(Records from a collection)
/---
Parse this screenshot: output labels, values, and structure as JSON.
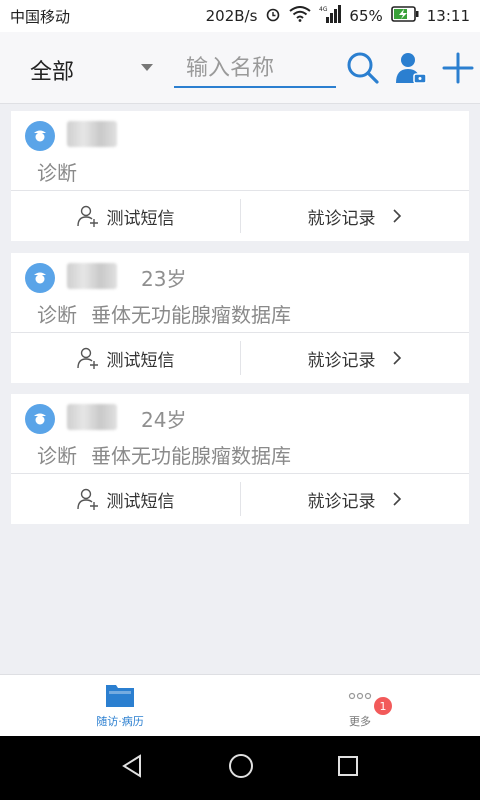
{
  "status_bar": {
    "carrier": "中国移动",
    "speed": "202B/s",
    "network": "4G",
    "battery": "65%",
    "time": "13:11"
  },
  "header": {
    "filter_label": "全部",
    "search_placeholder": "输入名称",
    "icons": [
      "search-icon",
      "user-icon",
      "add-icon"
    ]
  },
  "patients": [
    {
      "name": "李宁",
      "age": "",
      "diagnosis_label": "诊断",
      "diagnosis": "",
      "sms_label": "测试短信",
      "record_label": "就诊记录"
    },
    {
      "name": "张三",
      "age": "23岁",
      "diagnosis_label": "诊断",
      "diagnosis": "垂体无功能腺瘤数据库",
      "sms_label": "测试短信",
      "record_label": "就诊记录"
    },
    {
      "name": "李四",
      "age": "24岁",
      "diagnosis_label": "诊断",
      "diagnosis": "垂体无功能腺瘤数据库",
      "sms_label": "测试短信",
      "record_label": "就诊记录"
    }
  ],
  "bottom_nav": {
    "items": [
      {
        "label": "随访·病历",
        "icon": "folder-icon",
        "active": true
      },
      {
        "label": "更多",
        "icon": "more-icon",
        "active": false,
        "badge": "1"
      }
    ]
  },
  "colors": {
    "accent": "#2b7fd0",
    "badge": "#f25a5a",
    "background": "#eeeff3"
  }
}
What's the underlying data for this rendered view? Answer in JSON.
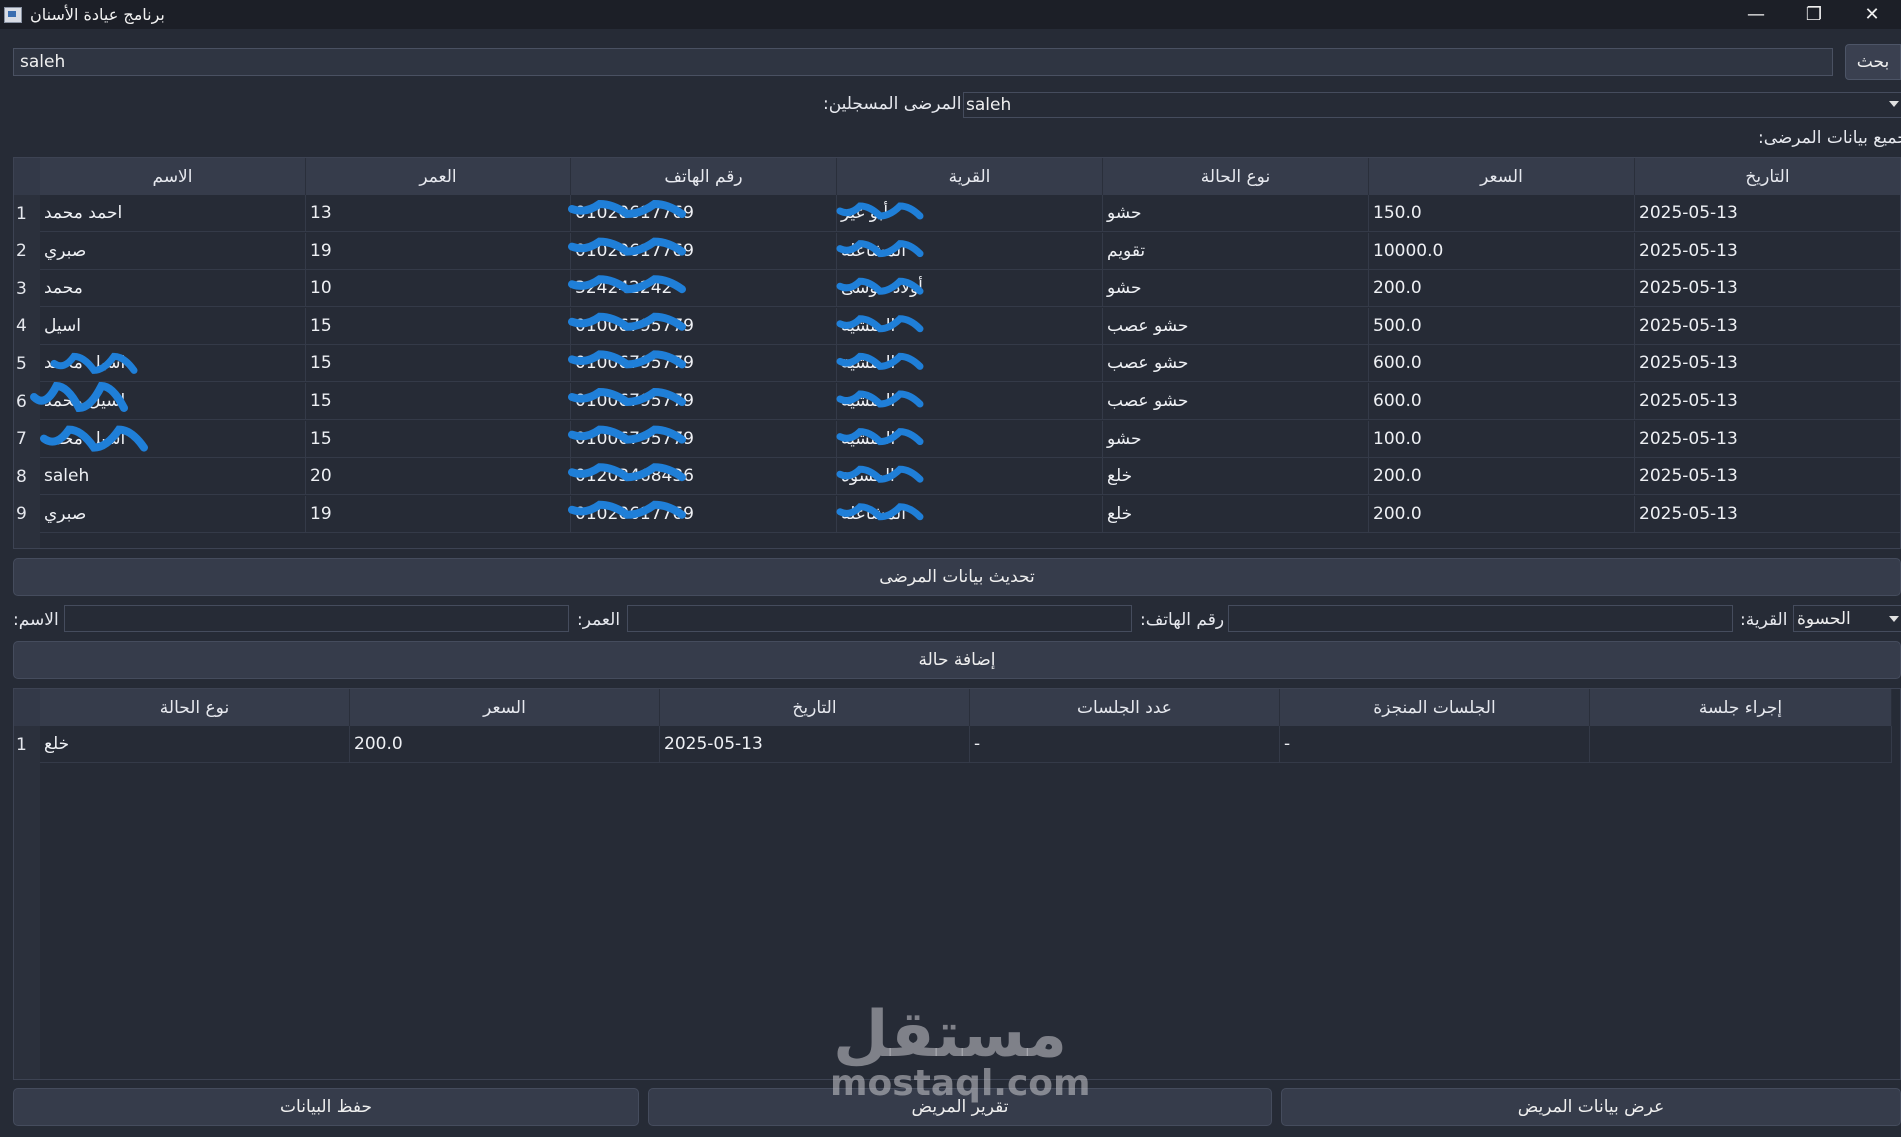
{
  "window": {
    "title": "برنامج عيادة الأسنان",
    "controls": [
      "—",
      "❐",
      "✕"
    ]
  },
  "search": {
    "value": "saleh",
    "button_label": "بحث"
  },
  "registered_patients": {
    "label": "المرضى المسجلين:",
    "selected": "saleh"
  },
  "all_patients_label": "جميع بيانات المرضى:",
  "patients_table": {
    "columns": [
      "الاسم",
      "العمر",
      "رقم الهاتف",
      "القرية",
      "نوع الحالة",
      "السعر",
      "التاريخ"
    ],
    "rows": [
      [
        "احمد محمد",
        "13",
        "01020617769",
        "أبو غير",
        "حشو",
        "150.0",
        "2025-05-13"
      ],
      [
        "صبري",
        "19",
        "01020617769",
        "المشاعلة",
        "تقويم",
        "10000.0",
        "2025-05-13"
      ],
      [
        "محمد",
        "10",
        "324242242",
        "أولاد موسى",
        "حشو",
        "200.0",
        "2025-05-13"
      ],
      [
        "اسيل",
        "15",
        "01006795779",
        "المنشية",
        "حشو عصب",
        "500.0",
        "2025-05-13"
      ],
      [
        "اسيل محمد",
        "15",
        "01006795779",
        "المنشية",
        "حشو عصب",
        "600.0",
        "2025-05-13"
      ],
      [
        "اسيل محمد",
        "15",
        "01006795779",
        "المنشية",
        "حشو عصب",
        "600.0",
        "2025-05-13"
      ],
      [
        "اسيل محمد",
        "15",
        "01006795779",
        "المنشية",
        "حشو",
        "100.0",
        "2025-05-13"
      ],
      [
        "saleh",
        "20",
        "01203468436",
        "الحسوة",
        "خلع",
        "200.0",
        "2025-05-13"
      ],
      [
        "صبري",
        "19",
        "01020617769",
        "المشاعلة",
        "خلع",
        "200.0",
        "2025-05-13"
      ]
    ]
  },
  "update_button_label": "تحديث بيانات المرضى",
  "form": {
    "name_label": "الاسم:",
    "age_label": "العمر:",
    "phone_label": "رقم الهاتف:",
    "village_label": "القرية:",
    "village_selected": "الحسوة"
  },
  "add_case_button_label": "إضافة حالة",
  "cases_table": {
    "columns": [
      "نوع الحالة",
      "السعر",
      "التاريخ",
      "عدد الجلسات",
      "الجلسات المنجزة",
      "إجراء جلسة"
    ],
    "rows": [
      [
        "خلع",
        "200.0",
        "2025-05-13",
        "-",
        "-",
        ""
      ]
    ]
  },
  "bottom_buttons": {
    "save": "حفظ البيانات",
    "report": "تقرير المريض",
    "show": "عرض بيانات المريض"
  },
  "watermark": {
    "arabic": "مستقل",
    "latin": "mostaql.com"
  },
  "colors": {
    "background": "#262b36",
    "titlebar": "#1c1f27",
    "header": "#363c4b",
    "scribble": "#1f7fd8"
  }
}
\---
▶ _AIM OF THE EXERCISE_
Return all entries preceding this task exactly as they stand, leaving any picture out.

▶ _ANSWER FOR THE TASK_
Parse this screenshot: output labels, values, and structure as JSON.
{
  "status_bar": {
    "carrier": "中国移动",
    "speed": "202B/s",
    "network": "4G",
    "battery": "65%",
    "time": "13:11"
  },
  "header": {
    "filter_label": "全部",
    "search_placeholder": "输入名称",
    "icons": [
      "search-icon",
      "user-icon",
      "add-icon"
    ]
  },
  "patients": [
    {
      "name": "李宁",
      "age": "",
      "diagnosis_label": "诊断",
      "diagnosis": "",
      "sms_label": "测试短信",
      "record_label": "就诊记录"
    },
    {
      "name": "张三",
      "age": "23岁",
      "diagnosis_label": "诊断",
      "diagnosis": "垂体无功能腺瘤数据库",
      "sms_label": "测试短信",
      "record_label": "就诊记录"
    },
    {
      "name": "李四",
      "age": "24岁",
      "diagnosis_label": "诊断",
      "diagnosis": "垂体无功能腺瘤数据库",
      "sms_label": "测试短信",
      "record_label": "就诊记录"
    }
  ],
  "bottom_nav": {
    "items": [
      {
        "label": "随访·病历",
        "icon": "folder-icon",
        "active": true
      },
      {
        "label": "更多",
        "icon": "more-icon",
        "active": false,
        "badge": "1"
      }
    ]
  },
  "colors": {
    "accent": "#2b7fd0",
    "badge": "#f25a5a",
    "background": "#eeeff3"
  }
}
What's the underlying data for this rendered view? Answer in JSON.
{
  "window": {
    "title": "برنامج عيادة الأسنان",
    "controls": [
      "—",
      "❐",
      "✕"
    ]
  },
  "search": {
    "value": "saleh",
    "button_label": "بحث"
  },
  "registered_patients": {
    "label": "المرضى المسجلين:",
    "selected": "saleh"
  },
  "all_patients_label": "جميع بيانات المرضى:",
  "patients_table": {
    "columns": [
      "الاسم",
      "العمر",
      "رقم الهاتف",
      "القرية",
      "نوع الحالة",
      "السعر",
      "التاريخ"
    ],
    "rows": [
      [
        "احمد محمد",
        "13",
        "01020617769",
        "أبو غير",
        "حشو",
        "150.0",
        "2025-05-13"
      ],
      [
        "صبري",
        "19",
        "01020617769",
        "المشاعلة",
        "تقويم",
        "10000.0",
        "2025-05-13"
      ],
      [
        "محمد",
        "10",
        "324242242",
        "أولاد موسى",
        "حشو",
        "200.0",
        "2025-05-13"
      ],
      [
        "اسيل",
        "15",
        "01006795779",
        "المنشية",
        "حشو عصب",
        "500.0",
        "2025-05-13"
      ],
      [
        "اسيل محمد",
        "15",
        "01006795779",
        "المنشية",
        "حشو عصب",
        "600.0",
        "2025-05-13"
      ],
      [
        "اسيل محمد",
        "15",
        "01006795779",
        "المنشية",
        "حشو عصب",
        "600.0",
        "2025-05-13"
      ],
      [
        "اسيل محمد",
        "15",
        "01006795779",
        "المنشية",
        "حشو",
        "100.0",
        "2025-05-13"
      ],
      [
        "saleh",
        "20",
        "01203468436",
        "الحسوة",
        "خلع",
        "200.0",
        "2025-05-13"
      ],
      [
        "صبري",
        "19",
        "01020617769",
        "المشاعلة",
        "خلع",
        "200.0",
        "2025-05-13"
      ]
    ]
  },
  "update_button_label": "تحديث بيانات المرضى",
  "form": {
    "name_label": "الاسم:",
    "age_label": "العمر:",
    "phone_label": "رقم الهاتف:",
    "village_label": "القرية:",
    "village_selected": "الحسوة"
  },
  "add_case_button_label": "إضافة حالة",
  "cases_table": {
    "columns": [
      "نوع الحالة",
      "السعر",
      "التاريخ",
      "عدد الجلسات",
      "الجلسات المنجزة",
      "إجراء جلسة"
    ],
    "rows": [
      [
        "خلع",
        "200.0",
        "2025-05-13",
        "-",
        "-",
        ""
      ]
    ]
  },
  "bottom_buttons": {
    "save": "حفظ البيانات",
    "report": "تقرير المريض",
    "show": "عرض بيانات المريض"
  },
  "watermark": {
    "arabic": "مستقل",
    "latin": "mostaql.com"
  },
  "colors": {
    "background": "#262b36",
    "titlebar": "#1c1f27",
    "header": "#363c4b",
    "scribble": "#1f7fd8"
  }
}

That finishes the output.